• Supplied information
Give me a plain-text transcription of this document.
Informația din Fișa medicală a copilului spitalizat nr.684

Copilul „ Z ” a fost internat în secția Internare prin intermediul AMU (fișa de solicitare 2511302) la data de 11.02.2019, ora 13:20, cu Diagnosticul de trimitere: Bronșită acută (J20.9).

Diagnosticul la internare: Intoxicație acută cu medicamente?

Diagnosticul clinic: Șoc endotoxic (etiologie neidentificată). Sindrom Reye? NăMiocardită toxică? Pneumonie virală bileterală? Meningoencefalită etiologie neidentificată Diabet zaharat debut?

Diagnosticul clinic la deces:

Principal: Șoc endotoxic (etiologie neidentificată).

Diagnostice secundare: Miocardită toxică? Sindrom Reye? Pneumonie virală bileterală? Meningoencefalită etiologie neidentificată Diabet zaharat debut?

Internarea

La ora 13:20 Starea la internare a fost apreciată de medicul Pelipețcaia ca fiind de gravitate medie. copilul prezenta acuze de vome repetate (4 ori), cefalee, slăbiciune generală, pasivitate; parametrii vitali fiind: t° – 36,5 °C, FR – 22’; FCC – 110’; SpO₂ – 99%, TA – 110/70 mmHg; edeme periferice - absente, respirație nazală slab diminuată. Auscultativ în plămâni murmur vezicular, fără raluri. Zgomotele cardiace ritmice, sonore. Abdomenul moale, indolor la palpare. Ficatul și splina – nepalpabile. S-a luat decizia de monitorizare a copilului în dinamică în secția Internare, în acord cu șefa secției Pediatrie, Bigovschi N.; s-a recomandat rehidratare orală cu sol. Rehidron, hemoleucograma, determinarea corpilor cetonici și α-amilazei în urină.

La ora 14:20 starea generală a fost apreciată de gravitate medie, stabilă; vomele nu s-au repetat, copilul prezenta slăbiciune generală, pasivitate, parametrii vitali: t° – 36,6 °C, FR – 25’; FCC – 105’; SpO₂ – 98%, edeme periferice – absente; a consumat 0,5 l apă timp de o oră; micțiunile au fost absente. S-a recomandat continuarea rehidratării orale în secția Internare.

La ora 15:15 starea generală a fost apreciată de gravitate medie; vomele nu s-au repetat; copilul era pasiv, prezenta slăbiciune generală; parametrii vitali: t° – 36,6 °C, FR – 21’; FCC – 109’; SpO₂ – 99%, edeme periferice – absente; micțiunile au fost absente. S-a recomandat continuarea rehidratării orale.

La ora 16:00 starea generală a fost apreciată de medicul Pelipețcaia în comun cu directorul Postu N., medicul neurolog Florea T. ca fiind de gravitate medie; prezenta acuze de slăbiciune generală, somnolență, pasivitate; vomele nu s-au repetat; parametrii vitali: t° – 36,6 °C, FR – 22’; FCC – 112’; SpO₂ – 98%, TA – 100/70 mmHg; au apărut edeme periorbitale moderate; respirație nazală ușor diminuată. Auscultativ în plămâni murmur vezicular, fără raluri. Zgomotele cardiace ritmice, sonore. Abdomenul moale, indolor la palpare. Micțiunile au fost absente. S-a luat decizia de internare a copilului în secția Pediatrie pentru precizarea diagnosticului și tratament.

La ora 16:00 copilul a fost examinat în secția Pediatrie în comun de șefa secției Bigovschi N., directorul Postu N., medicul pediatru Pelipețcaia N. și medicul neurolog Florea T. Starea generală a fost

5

• Try it
Copy all of the data exactly.

• Result of this exercise
Give me a plain-text transcription of this document.
Informația din Fișa medicală a copilului spitalizat nr.684

Copilul „ Z ” a fost internat în secția Internare prin intermediul AMU (fișa de solicitare 2511302) la data de 11.02.2019, ora 13:20, cu Diagnosticul de trimitere: Bronșită acută (J20.9).

Diagnosticul la internare: Intoxicație acută cu medicamente?

Diagnosticul clinic: Șoc endotoxic (etiologie neidentificată). Sindrom Reye? NăMiocardită toxică? Pneumonie virală bileterală? Meningoencefalită etiologie neidentificată Diabet zaharat debut?

Diagnosticul clinic la deces:

Principal: Șoc endotoxic (etiologie neidentificată).

Diagnostice secundare: Miocardită toxică? Sindrom Reye? Pneumonie virală bileterală? Meningoencefalită etiologie neidentificată Diabet zaharat debut?

Internarea

La ora 13:20 Starea la internare a fost apreciată de medicul Pelipețcaia ca fiind de gravitate medie. copilul prezenta acuze de vome repetate (4 ori), cefalee, slăbiciune generală, pasivitate; parametrii vitali fiind: t° – 36,5 °C, FR – 22’; FCC – 110’; SpO₂ – 99%, TA – 110/70 mmHg; edeme periferice - absente, respirație nazală slab diminuată. Auscultativ în plămâni murmur vezicular, fără raluri. Zgomotele cardiace ritmice, sonore. Abdomenul moale, indolor la palpare. Ficatul și splina – nepalpabile. S-a luat decizia de monitorizare a copilului în dinamică în secția Internare, în acord cu șefa secției Pediatrie, Bigovschi N.; s-a recomandat rehidratare orală cu sol. Rehidron, hemoleucograma, determinarea corpilor cetonici și α-amilazei în urină.

La ora 14:20 starea generală a fost apreciată de gravitate medie, stabilă; vomele nu s-au repetat, copilul prezenta slăbiciune generală, pasivitate, parametrii vitali: t° – 36,6 °C, FR – 25’; FCC – 105’; SpO₂ – 98%, edeme periferice – absente; a consumat 0,5 l apă timp de o oră; micțiunile au fost absente. S-a recomandat continuarea rehidratării orale în secția Internare.

La ora 15:15 starea generală a fost apreciată de gravitate medie; vomele nu s-au repetat; copilul era pasiv, prezenta slăbiciune generală; parametrii vitali: t° – 36,6 °C, FR – 21’; FCC – 109’; SpO₂ – 99%, edeme periferice – absente; micțiunile au fost absente. S-a recomandat continuarea rehidratării orale.

La ora 16:00 starea generală a fost apreciată de medicul Pelipețcaia în comun cu directorul Postu N., medicul neurolog Florea T. ca fiind de gravitate medie; prezenta acuze de slăbiciune generală, somnolență, pasivitate; vomele nu s-au repetat; parametrii vitali: t° – 36,6 °C, FR – 22’; FCC – 112’; SpO₂ – 98%, TA – 100/70 mmHg; au apărut edeme periorbitale moderate; respirație nazală ușor diminuată. Auscultativ în plămâni murmur vezicular, fără raluri. Zgomotele cardiace ritmice, sonore. Abdomenul moale, indolor la palpare. Micțiunile au fost absente. S-a luat decizia de internare a copilului în secția Pediatrie pentru precizarea diagnosticului și tratament.

La ora 16:00 copilul a fost examinat în secția Pediatrie în comun de șefa secției Bigovschi N., directorul Postu N., medicul pediatru Pelipețcaia N. și medicul neurolog Florea T. Starea generală a fost

5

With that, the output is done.